> **Aim of the task**
Take from the listing each line that has the string "maintain".

======== Record set

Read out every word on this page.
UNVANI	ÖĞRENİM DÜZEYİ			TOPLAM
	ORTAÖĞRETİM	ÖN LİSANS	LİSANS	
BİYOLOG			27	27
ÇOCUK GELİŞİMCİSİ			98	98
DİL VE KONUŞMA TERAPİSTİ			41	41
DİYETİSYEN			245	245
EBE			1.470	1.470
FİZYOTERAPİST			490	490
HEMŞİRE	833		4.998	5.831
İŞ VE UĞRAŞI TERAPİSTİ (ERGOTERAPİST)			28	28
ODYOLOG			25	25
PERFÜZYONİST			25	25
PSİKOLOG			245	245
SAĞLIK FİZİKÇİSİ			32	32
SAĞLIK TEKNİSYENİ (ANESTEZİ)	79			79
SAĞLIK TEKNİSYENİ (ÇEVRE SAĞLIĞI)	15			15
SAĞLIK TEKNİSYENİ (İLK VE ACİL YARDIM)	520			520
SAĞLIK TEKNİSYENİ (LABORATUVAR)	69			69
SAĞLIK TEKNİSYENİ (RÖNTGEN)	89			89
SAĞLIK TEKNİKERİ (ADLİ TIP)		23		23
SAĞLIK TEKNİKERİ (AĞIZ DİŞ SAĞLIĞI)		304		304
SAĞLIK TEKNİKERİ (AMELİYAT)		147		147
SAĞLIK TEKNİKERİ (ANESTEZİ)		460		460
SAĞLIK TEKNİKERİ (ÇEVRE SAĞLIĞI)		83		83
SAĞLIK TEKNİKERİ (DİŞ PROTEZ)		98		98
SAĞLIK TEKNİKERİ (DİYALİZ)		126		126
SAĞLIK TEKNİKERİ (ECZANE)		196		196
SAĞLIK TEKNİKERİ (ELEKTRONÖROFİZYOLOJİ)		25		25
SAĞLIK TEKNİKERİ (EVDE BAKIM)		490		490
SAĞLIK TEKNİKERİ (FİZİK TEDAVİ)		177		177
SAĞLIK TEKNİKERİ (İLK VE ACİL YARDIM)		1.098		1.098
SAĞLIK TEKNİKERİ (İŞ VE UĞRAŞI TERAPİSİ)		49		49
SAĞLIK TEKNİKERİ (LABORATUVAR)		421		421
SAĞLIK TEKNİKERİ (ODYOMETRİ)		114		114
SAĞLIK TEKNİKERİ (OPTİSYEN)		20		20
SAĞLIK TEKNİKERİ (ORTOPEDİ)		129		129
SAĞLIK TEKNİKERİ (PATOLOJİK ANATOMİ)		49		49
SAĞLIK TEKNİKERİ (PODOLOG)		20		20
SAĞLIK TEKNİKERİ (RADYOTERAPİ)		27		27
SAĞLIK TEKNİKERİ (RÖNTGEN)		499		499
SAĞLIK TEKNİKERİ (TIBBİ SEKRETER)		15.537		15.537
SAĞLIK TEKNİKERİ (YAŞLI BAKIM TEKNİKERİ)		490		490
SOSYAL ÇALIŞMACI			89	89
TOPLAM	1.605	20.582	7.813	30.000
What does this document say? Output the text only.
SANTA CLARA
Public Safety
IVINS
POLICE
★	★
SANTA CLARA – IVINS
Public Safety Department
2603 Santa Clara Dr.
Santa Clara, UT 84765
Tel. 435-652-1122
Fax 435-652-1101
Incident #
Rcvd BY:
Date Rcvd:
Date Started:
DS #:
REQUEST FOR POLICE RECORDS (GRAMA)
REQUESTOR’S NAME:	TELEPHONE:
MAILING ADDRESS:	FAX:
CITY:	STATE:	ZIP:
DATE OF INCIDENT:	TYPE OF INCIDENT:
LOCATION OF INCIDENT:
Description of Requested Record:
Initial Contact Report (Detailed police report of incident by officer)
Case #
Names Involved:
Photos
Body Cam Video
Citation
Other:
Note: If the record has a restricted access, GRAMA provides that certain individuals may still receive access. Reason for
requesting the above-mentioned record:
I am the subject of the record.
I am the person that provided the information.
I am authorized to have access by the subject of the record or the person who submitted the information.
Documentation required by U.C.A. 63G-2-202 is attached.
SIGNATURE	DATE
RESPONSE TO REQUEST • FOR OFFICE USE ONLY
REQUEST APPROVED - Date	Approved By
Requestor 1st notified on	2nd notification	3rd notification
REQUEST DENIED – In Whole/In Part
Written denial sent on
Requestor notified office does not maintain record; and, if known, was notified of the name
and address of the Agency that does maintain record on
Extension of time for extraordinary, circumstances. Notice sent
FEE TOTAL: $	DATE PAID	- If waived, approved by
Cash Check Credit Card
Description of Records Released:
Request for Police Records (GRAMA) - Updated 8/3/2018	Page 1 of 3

================

> **Solved problem**
Requestor notified office does not maintain record; and, if known, was notified of the name
and address of the Agency that does maintain record on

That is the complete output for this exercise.